GOAL OF THE EXERCISE: Return each line containing "sedang".

AVAILABLE RECORDS:

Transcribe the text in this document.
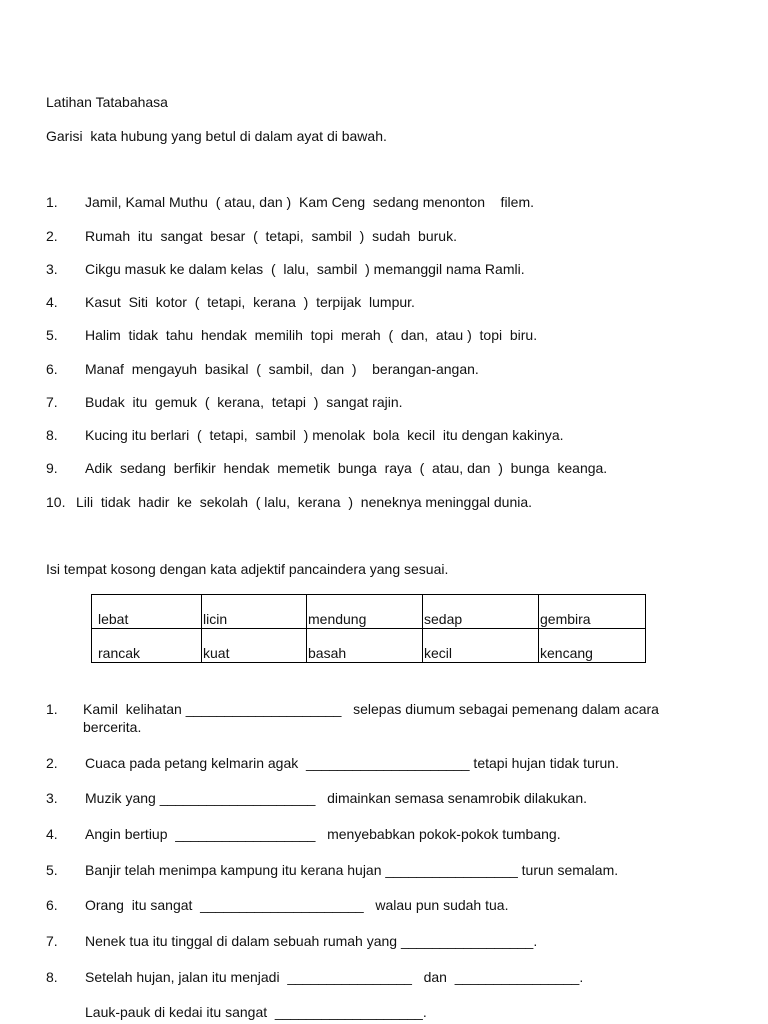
Latihan Tatabahasa
Garisi  kata hubung yang betul di dalam ayat di bawah.
1. Jamil, Kamal Muthu  ( atau, dan )  Kam Ceng  sedang menonton    filem.
2. Rumah  itu  sangat  besar  (  tetapi,  sambil  )  sudah  buruk.
3. Cikgu masuk ke dalam kelas  (  lalu,  sambil  ) memanggil nama Ramli.
4. Kasut  Siti  kotor  (  tetapi,  kerana  )  terpijak  lumpur.
5. Halim  tidak  tahu  hendak  memilih  topi  merah  (  dan,  atau )  topi  biru.
6. Manaf  mengayuh  basikal  (  sambil,  dan  )    berangan-angan.
7. Budak  itu  gemuk  (  kerana,  tetapi  )  sangat rajin.
8. Kucing itu berlari  (  tetapi,  sambil  ) menolak  bola  kecil  itu dengan kakinya.
9. Adik  sedang  berfikir  hendak  memetik  bunga  raya  (  atau, dan  )  bunga  keanga.
10. Lili  tidak  hadir  ke  sekolah  ( lalu,  kerana  )  neneknya meninggal dunia.
Isi tempat kosong dengan kata adjektif pancaindera yang sesuai.
lebat	licin	mendung	sedap	gembira
rancak	kuat	basah	kecil	kencang
1. Kamil  kelihatan ____________________   selepas diumum sebagai pemenang dalam acara
bercerita.
2. Cuaca pada petang kelmarin agak  _____________________ tetapi hujan tidak turun.
3. Muzik yang ____________________   dimainkan semasa senamrobik dilakukan.
4. Angin bertiup  __________________   menyebabkan pokok-pokok tumbang.
5. Banjir telah menimpa kampung itu kerana hujan _________________ turun semalam.
6. Orang  itu sangat  _____________________   walau pun sudah tua.
7. Nenek tua itu tinggal di dalam sebuah rumah yang _________________.
8. Setelah hujan, jalan itu menjadi  ________________   dan  ________________.
Lauk-pauk di kedai itu sangat  ___________________.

RESULT:
1. Jamil, Kamal Muthu  ( atau, dan )  Kam Ceng  sedang menonton    filem.
9. Adik  sedang  berfikir  hendak  memetik  bunga  raya  (  atau, dan  )  bunga  keanga.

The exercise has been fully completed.